--- START ---
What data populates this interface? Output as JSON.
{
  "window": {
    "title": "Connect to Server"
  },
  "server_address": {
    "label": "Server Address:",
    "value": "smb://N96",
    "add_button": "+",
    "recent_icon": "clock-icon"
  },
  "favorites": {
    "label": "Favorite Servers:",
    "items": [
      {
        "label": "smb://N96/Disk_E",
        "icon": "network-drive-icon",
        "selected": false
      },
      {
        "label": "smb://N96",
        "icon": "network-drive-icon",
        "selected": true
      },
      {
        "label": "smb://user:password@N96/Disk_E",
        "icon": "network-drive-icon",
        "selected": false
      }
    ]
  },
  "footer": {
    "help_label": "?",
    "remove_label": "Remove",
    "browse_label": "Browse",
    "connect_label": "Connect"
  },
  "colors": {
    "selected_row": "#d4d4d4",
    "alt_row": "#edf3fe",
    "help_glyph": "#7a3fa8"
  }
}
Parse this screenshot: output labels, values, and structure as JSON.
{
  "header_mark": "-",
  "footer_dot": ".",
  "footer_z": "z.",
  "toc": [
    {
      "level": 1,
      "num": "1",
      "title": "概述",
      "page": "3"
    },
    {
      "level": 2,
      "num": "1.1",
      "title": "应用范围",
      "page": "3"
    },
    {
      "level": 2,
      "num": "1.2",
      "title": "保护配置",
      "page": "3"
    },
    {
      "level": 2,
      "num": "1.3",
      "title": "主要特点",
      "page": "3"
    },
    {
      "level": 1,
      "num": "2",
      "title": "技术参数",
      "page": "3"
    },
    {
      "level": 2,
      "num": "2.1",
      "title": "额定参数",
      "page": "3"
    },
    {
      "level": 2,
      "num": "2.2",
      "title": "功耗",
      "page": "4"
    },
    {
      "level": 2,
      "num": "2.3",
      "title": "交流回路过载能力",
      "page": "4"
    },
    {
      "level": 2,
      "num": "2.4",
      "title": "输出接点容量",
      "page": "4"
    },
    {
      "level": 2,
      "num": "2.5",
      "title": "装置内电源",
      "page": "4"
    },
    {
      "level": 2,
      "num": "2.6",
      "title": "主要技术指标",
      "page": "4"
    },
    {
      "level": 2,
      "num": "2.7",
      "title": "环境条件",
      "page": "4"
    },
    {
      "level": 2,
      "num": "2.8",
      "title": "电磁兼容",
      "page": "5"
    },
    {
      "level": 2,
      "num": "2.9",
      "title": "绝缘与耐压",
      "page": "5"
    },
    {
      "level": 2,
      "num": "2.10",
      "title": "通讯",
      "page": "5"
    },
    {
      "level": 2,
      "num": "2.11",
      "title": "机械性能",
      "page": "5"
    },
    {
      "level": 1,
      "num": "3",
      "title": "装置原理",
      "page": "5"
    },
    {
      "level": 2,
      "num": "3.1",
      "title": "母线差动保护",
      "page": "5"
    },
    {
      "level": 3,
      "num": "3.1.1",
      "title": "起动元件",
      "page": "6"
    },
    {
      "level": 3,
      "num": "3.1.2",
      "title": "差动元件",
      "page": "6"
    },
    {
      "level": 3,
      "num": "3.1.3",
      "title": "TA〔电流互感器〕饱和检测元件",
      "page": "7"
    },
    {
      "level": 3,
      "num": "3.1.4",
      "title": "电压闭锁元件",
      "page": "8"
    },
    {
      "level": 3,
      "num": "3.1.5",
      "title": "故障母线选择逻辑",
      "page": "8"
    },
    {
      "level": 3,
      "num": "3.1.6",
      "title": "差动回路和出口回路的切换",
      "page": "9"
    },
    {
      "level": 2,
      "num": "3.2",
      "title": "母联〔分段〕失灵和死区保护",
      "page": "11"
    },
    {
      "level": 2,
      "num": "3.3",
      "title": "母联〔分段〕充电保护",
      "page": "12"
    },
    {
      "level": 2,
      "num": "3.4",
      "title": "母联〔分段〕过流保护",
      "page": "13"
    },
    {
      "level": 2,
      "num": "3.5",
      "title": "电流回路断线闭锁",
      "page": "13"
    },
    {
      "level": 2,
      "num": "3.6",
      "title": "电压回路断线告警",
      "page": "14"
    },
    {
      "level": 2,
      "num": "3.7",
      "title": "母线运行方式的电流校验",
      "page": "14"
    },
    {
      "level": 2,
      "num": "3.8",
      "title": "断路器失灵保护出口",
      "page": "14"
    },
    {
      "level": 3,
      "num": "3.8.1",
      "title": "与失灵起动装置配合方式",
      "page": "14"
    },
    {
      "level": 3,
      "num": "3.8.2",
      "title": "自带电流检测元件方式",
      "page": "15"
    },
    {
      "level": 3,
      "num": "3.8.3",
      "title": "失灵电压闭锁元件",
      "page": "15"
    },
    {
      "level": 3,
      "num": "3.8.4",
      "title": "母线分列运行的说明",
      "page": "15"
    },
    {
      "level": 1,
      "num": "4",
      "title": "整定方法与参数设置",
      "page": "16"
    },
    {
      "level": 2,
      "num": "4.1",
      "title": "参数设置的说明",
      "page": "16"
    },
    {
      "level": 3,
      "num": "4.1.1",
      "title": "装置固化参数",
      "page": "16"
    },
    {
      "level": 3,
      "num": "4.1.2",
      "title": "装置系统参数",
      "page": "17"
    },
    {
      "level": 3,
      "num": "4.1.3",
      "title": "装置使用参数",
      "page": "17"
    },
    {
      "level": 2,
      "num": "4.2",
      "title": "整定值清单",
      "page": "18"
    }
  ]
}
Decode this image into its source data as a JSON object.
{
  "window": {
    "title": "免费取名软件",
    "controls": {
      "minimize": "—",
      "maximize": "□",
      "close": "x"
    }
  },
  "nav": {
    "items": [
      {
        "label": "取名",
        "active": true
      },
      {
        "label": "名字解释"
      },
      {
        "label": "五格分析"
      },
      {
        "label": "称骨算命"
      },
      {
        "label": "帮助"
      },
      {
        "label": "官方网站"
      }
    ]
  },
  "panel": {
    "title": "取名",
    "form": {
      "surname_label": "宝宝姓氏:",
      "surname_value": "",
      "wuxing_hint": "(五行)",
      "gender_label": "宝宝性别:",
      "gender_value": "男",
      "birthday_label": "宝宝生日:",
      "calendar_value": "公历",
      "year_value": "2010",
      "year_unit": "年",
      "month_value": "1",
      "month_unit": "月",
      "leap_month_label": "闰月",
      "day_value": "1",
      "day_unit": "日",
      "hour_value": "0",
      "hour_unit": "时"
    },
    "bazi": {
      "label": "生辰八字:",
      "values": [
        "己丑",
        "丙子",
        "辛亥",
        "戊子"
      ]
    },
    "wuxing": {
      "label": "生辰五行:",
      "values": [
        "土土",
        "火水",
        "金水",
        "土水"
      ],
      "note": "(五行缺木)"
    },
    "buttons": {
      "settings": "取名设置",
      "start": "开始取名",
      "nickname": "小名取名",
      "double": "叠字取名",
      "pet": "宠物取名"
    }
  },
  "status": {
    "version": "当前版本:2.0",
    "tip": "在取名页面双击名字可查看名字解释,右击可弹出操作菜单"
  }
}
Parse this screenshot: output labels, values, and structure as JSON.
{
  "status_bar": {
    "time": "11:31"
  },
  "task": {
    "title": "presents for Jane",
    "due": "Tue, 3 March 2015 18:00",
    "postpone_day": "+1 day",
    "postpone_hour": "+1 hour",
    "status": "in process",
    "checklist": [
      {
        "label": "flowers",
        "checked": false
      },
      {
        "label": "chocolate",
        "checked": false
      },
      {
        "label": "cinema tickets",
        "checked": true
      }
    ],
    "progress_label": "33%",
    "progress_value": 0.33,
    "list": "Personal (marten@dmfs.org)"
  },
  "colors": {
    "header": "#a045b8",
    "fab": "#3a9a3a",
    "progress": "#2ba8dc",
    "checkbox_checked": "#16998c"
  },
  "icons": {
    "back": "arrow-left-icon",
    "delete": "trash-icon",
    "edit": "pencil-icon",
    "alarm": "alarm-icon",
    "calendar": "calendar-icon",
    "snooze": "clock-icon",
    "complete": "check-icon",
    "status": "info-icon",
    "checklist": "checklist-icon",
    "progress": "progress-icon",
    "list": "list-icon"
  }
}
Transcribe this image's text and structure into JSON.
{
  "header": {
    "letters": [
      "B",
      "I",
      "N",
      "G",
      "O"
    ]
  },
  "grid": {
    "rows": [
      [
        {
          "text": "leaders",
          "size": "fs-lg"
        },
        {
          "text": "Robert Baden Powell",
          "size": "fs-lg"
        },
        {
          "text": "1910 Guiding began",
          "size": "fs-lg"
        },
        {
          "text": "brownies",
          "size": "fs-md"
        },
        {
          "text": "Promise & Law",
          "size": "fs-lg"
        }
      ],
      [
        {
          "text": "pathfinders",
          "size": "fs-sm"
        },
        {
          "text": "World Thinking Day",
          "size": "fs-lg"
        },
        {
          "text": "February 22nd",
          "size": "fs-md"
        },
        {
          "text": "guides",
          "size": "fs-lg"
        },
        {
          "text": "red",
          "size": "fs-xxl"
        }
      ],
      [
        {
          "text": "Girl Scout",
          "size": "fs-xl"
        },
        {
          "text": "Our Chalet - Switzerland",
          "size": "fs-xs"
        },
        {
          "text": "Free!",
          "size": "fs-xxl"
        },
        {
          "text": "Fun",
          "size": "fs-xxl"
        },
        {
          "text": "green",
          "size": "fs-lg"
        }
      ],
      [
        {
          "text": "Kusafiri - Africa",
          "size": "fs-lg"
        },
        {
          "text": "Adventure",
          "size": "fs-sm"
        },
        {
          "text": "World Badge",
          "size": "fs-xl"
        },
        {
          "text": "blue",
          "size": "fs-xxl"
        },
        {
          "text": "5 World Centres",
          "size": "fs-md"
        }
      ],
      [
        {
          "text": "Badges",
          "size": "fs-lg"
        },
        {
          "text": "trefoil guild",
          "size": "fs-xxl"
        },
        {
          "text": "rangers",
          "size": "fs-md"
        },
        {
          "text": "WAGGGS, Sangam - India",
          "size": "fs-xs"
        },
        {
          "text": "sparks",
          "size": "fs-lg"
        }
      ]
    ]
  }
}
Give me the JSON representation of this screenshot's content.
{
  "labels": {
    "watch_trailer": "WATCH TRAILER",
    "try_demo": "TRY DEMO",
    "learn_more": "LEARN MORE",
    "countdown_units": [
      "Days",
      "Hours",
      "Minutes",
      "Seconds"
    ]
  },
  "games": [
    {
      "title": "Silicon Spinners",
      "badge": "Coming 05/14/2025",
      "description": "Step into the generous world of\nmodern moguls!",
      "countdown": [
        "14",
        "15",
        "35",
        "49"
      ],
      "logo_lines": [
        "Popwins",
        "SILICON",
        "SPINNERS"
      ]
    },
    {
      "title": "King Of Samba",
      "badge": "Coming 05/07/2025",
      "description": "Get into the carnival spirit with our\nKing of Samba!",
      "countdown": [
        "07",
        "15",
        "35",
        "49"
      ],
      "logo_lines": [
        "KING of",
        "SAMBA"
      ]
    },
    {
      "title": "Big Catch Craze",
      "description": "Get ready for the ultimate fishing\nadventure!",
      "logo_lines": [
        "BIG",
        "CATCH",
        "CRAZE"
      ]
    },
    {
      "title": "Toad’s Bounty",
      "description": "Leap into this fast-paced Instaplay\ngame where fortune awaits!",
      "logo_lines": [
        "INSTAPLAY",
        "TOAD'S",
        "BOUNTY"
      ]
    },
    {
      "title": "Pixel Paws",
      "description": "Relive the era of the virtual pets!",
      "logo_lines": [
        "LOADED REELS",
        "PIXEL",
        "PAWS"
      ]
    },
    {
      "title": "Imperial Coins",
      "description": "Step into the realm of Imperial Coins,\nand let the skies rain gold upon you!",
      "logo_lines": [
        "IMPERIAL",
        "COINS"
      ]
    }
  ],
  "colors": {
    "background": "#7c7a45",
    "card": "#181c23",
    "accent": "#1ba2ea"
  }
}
--- END ---
= STATED TASK =
Among the lines above, how many contain the string "clock"? State the number alone.

= SOLUTION =
2